Exercise => The job is to find each line of the records below that includes the word "diesen" and copy it.

Document page data:
┏━━

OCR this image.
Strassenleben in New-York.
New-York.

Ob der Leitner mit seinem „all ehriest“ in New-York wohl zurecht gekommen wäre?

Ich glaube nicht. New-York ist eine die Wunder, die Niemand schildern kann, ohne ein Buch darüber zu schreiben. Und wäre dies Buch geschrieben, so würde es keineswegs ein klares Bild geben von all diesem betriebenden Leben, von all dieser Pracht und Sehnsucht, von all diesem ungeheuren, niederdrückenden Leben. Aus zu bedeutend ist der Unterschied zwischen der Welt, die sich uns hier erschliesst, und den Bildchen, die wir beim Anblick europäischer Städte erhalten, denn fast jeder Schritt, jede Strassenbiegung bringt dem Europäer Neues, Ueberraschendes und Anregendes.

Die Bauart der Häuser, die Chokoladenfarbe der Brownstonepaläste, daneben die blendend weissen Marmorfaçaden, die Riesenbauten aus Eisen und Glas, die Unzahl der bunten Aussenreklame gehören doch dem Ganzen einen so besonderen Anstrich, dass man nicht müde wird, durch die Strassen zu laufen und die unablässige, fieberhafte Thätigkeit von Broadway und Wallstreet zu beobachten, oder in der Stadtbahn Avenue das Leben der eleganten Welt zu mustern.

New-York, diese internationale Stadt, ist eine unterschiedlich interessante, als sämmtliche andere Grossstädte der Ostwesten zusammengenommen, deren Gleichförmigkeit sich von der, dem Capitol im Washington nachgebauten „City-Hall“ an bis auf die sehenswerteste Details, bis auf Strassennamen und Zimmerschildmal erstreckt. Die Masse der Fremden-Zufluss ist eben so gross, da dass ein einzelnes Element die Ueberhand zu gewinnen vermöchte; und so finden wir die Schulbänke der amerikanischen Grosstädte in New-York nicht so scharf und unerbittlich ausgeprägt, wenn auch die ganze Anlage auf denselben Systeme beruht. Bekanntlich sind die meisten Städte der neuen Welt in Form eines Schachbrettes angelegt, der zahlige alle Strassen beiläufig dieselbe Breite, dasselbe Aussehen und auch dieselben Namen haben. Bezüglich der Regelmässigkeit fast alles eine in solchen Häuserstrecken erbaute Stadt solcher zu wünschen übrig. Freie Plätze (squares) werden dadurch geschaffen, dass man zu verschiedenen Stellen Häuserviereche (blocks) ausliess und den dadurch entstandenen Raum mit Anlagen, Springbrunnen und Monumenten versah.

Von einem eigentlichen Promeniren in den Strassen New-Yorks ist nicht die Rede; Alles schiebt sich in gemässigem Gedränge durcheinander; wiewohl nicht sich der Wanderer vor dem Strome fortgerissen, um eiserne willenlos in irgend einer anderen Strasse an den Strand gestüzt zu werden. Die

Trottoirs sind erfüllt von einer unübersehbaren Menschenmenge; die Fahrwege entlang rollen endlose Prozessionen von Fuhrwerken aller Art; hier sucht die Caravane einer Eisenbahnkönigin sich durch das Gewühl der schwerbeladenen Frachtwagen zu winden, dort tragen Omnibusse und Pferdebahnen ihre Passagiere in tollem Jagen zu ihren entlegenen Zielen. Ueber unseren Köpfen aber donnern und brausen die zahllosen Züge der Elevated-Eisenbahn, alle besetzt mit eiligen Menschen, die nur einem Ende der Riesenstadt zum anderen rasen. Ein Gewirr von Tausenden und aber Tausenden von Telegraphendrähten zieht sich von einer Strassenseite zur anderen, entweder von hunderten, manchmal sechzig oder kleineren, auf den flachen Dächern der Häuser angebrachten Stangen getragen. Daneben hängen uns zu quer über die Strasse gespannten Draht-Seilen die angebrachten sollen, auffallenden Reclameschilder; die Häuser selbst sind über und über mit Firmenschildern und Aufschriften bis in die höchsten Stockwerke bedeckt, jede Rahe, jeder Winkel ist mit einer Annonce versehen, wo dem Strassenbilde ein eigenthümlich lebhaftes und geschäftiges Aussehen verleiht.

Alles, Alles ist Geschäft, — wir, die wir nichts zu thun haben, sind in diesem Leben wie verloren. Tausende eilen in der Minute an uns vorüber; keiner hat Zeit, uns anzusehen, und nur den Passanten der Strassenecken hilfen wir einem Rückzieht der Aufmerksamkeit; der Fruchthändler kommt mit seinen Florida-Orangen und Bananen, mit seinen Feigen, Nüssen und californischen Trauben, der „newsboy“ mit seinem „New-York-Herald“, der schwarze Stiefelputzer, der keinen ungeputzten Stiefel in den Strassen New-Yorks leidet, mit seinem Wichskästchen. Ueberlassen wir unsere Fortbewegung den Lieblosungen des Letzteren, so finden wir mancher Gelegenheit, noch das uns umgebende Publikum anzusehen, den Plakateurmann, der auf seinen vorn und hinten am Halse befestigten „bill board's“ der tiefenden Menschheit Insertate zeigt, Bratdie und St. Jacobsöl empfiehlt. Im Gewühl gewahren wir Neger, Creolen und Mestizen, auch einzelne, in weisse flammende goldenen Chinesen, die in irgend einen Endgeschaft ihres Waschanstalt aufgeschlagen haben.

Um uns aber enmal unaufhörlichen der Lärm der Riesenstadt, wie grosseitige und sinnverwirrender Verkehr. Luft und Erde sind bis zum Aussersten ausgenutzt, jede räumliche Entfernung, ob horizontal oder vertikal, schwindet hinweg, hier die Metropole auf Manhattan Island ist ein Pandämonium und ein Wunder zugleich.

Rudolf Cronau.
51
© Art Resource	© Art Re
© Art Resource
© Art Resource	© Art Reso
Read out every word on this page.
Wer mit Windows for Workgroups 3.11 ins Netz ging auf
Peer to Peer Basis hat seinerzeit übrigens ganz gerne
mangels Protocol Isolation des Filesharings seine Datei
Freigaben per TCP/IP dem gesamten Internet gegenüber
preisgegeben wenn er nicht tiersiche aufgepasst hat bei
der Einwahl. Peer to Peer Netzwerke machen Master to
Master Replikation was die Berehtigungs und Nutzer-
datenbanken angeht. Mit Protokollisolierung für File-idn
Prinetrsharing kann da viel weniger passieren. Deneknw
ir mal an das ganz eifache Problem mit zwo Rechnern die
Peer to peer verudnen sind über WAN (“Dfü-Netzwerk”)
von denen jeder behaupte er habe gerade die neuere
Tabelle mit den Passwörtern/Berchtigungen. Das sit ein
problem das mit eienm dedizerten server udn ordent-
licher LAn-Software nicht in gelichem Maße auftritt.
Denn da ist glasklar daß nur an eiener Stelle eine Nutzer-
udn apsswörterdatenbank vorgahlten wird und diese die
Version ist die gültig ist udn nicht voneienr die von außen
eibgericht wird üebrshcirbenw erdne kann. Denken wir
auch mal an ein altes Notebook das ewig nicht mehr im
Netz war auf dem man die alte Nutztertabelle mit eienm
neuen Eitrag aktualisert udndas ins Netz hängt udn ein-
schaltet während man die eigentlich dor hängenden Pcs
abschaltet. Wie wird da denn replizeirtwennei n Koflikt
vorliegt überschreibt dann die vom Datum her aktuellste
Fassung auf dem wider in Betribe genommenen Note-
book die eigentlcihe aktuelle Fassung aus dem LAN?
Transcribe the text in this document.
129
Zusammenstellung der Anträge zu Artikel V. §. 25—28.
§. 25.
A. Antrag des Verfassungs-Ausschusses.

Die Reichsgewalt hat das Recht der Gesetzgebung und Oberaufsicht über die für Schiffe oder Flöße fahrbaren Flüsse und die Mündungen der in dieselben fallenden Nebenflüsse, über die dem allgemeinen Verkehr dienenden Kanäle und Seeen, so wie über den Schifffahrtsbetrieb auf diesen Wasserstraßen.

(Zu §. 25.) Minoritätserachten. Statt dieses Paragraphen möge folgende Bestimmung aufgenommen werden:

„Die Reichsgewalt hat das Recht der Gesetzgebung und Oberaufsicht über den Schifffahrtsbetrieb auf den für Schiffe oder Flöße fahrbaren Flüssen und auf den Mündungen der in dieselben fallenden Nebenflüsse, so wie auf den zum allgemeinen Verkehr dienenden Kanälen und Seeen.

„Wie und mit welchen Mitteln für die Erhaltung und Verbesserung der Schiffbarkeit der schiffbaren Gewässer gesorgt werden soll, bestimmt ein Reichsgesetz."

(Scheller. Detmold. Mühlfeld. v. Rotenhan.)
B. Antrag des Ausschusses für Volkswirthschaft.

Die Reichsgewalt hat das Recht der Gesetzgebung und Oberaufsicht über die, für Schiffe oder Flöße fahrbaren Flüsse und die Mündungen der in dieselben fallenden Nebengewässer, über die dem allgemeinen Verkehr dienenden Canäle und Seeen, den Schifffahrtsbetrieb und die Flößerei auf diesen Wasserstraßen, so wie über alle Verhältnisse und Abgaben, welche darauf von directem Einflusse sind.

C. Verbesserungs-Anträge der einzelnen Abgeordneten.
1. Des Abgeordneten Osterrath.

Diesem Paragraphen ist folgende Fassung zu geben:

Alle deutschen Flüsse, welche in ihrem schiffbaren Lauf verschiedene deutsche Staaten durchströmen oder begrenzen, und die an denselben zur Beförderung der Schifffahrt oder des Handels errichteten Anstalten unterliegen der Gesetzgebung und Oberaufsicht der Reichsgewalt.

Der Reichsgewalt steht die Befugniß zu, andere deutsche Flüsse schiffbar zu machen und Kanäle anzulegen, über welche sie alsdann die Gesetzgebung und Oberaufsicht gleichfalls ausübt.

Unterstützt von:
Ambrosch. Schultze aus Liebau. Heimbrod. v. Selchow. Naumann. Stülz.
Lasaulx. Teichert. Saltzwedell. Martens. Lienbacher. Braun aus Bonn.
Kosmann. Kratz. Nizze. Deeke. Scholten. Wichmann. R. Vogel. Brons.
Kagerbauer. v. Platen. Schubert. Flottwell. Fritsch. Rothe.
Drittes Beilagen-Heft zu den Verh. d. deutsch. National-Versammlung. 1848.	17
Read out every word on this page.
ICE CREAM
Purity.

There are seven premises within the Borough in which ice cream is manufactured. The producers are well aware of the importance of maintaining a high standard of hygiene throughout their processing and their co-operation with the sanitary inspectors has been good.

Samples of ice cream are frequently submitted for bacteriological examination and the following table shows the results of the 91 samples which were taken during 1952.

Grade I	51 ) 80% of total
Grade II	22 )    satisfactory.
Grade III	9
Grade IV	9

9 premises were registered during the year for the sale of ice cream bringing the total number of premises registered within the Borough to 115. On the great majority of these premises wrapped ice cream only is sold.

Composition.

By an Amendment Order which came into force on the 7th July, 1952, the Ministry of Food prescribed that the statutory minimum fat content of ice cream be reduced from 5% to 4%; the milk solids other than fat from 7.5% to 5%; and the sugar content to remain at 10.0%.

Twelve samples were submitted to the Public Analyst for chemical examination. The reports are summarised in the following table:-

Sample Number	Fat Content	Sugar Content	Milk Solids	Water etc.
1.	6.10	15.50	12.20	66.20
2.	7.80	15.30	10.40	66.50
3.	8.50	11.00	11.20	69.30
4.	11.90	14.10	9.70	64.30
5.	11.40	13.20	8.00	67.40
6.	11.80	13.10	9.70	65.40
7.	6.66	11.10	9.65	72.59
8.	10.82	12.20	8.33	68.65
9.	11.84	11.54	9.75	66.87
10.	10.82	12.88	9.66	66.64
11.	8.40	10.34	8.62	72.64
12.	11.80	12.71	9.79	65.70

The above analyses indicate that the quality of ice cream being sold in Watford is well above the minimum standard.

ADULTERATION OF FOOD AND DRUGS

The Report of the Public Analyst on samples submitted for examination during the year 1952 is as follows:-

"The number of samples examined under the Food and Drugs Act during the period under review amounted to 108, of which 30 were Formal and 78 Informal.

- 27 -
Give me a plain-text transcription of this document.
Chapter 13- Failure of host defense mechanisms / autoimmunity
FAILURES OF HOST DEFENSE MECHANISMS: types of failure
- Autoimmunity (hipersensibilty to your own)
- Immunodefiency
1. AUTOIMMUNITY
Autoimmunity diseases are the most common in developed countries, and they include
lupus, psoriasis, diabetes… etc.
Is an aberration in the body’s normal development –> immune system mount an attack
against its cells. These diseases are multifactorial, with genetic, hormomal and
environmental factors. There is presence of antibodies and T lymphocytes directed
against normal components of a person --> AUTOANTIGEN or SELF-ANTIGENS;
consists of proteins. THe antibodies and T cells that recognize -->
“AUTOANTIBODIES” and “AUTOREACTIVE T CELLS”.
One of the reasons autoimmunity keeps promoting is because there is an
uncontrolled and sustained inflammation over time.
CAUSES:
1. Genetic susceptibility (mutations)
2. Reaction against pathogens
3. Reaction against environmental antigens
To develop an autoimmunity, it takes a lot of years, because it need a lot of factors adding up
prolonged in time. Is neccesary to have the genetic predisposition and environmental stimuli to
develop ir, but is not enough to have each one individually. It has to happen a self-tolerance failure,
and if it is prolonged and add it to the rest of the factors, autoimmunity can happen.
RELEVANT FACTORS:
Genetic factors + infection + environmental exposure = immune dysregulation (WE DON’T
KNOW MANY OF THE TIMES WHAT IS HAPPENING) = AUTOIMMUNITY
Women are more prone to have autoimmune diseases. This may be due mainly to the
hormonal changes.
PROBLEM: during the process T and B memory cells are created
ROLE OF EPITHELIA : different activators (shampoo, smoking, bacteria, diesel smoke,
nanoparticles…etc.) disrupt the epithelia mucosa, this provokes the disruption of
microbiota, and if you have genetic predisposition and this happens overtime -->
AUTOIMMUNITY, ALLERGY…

┗━━

Reply to the exercise =>
Die Reichsgewalt hat das Recht der Gesetzgebung und Oberaufsicht über die für Schiffe oder Flöße fahrbaren Flüsse und die Mündungen der in dieselben fallenden Nebenflüsse, über die dem allgemeinen Verkehr dienenden Kanäle und Seeen, so wie über den Schifffahrtsbetrieb auf diesen Wasserstraßen.
Die Reichsgewalt hat das Recht der Gesetzgebung und Oberaufsicht über die, für Schiffe oder Flöße fahrbaren Flüsse und die Mündungen der in dieselben fallenden Nebengewässer, über die dem allgemeinen Verkehr dienenden Canäle und Seeen, den Schifffahrtsbetrieb und die Flößerei auf diesen Wasserstraßen, so wie über alle Verhältnisse und Abgaben, welche darauf von directem Einflusse sind.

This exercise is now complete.